What the task asks: Exact reproduction is required for all entries.

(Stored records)
..............................

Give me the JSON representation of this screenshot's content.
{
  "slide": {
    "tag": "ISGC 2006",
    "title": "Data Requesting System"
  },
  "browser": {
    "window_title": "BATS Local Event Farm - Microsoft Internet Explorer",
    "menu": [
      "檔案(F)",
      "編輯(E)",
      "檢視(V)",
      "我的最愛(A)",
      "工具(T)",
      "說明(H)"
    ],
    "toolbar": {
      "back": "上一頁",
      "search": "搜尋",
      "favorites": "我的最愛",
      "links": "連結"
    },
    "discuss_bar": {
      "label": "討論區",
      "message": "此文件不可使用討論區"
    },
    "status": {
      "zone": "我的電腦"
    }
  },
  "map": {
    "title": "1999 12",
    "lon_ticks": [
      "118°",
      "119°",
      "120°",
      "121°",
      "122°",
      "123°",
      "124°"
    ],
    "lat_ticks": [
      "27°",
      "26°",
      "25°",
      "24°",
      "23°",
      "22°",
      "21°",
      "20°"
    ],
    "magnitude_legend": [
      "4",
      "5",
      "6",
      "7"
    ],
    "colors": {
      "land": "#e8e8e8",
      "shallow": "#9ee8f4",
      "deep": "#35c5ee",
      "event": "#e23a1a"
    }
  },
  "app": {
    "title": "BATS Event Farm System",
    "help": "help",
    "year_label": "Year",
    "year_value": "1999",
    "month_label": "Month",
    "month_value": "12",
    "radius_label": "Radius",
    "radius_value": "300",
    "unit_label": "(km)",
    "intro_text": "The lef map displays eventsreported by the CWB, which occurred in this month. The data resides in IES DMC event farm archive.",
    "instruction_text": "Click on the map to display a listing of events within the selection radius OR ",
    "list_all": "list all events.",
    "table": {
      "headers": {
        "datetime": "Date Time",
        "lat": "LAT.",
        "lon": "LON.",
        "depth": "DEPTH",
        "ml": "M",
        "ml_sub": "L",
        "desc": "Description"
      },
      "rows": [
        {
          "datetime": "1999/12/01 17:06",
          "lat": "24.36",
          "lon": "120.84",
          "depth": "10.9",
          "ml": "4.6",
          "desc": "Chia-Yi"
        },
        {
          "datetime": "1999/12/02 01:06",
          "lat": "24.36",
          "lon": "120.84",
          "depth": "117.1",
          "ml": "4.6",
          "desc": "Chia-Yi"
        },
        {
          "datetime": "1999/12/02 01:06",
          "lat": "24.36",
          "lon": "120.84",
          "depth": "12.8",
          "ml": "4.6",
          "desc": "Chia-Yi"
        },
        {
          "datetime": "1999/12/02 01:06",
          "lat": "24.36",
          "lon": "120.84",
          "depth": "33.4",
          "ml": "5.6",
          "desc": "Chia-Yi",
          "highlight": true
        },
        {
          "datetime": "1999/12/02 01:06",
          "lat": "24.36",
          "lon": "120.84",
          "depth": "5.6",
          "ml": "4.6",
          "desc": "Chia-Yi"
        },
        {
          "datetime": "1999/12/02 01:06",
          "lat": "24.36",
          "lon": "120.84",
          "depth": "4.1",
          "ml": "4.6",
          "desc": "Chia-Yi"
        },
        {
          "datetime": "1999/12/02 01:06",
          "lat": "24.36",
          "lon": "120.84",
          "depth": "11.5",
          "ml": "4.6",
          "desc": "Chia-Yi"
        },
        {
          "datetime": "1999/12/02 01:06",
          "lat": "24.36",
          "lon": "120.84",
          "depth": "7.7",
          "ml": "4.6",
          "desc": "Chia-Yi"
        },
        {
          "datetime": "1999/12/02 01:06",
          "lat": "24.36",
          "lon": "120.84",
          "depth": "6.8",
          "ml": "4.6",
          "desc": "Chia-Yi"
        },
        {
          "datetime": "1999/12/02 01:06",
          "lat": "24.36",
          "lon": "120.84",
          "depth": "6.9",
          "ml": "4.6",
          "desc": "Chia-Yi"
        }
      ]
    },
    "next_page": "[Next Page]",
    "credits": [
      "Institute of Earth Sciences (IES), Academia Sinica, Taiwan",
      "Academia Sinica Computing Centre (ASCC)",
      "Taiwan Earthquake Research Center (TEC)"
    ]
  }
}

..............................

Finished answer:
Give me the JSON representation of this screenshot's content.
{
  "slide": {
    "tag": "ISGC 2006",
    "title": "Data Requesting System"
  },
  "browser": {
    "window_title": "BATS Local Event Farm - Microsoft Internet Explorer",
    "menu": [
      "檔案(F)",
      "編輯(E)",
      "檢視(V)",
      "我的最愛(A)",
      "工具(T)",
      "說明(H)"
    ],
    "toolbar": {
      "back": "上一頁",
      "search": "搜尋",
      "favorites": "我的最愛",
      "links": "連結"
    },
    "discuss_bar": {
      "label": "討論區",
      "message": "此文件不可使用討論區"
    },
    "status": {
      "zone": "我的電腦"
    }
  },
  "map": {
    "title": "1999 12",
    "lon_ticks": [
      "118°",
      "119°",
      "120°",
      "121°",
      "122°",
      "123°",
      "124°"
    ],
    "lat_ticks": [
      "27°",
      "26°",
      "25°",
      "24°",
      "23°",
      "22°",
      "21°",
      "20°"
    ],
    "magnitude_legend": [
      "4",
      "5",
      "6",
      "7"
    ],
    "colors": {
      "land": "#e8e8e8",
      "shallow": "#9ee8f4",
      "deep": "#35c5ee",
      "event": "#e23a1a"
    }
  },
  "app": {
    "title": "BATS Event Farm System",
    "help": "help",
    "year_label": "Year",
    "year_value": "1999",
    "month_label": "Month",
    "month_value": "12",
    "radius_label": "Radius",
    "radius_value": "300",
    "unit_label": "(km)",
    "intro_text": "The lef map displays eventsreported by the CWB, which occurred in this month. The data resides in IES DMC event farm archive.",
    "instruction_text": "Click on the map to display a listing of events within the selection radius OR ",
    "list_all": "list all events.",
    "table": {
      "headers": {
        "datetime": "Date Time",
        "lat": "LAT.",
        "lon": "LON.",
        "depth": "DEPTH",
        "ml": "M",
        "ml_sub": "L",
        "desc": "Description"
      },
      "rows": [
        {
          "datetime": "1999/12/01 17:06",
          "lat": "24.36",
          "lon": "120.84",
          "depth": "10.9",
          "ml": "4.6",
          "desc": "Chia-Yi"
        },
        {
          "datetime": "1999/12/02 01:06",
          "lat": "24.36",
          "lon": "120.84",
          "depth": "117.1",
          "ml": "4.6",
          "desc": "Chia-Yi"
        },
        {
          "datetime": "1999/12/02 01:06",
          "lat": "24.36",
          "lon": "120.84",
          "depth": "12.8",
          "ml": "4.6",
          "desc": "Chia-Yi"
        },
        {
          "datetime": "1999/12/02 01:06",
          "lat": "24.36",
          "lon": "120.84",
          "depth": "33.4",
          "ml": "5.6",
          "desc": "Chia-Yi",
          "highlight": true
        },
        {
          "datetime": "1999/12/02 01:06",
          "lat": "24.36",
          "lon": "120.84",
          "depth": "5.6",
          "ml": "4.6",
          "desc": "Chia-Yi"
        },
        {
          "datetime": "1999/12/02 01:06",
          "lat": "24.36",
          "lon": "120.84",
          "depth": "4.1",
          "ml": "4.6",
          "desc": "Chia-Yi"
        },
        {
          "datetime": "1999/12/02 01:06",
          "lat": "24.36",
          "lon": "120.84",
          "depth": "11.5",
          "ml": "4.6",
          "desc": "Chia-Yi"
        },
        {
          "datetime": "1999/12/02 01:06",
          "lat": "24.36",
          "lon": "120.84",
          "depth": "7.7",
          "ml": "4.6",
          "desc": "Chia-Yi"
        },
        {
          "datetime": "1999/12/02 01:06",
          "lat": "24.36",
          "lon": "120.84",
          "depth": "6.8",
          "ml": "4.6",
          "desc": "Chia-Yi"
        },
        {
          "datetime": "1999/12/02 01:06",
          "lat": "24.36",
          "lon": "120.84",
          "depth": "6.9",
          "ml": "4.6",
          "desc": "Chia-Yi"
        }
      ]
    },
    "next_page": "[Next Page]",
    "credits": [
      "Institute of Earth Sciences (IES), Academia Sinica, Taiwan",
      "Academia Sinica Computing Centre (ASCC)",
      "Taiwan Earthquake Research Center (TEC)"
    ]
  }
}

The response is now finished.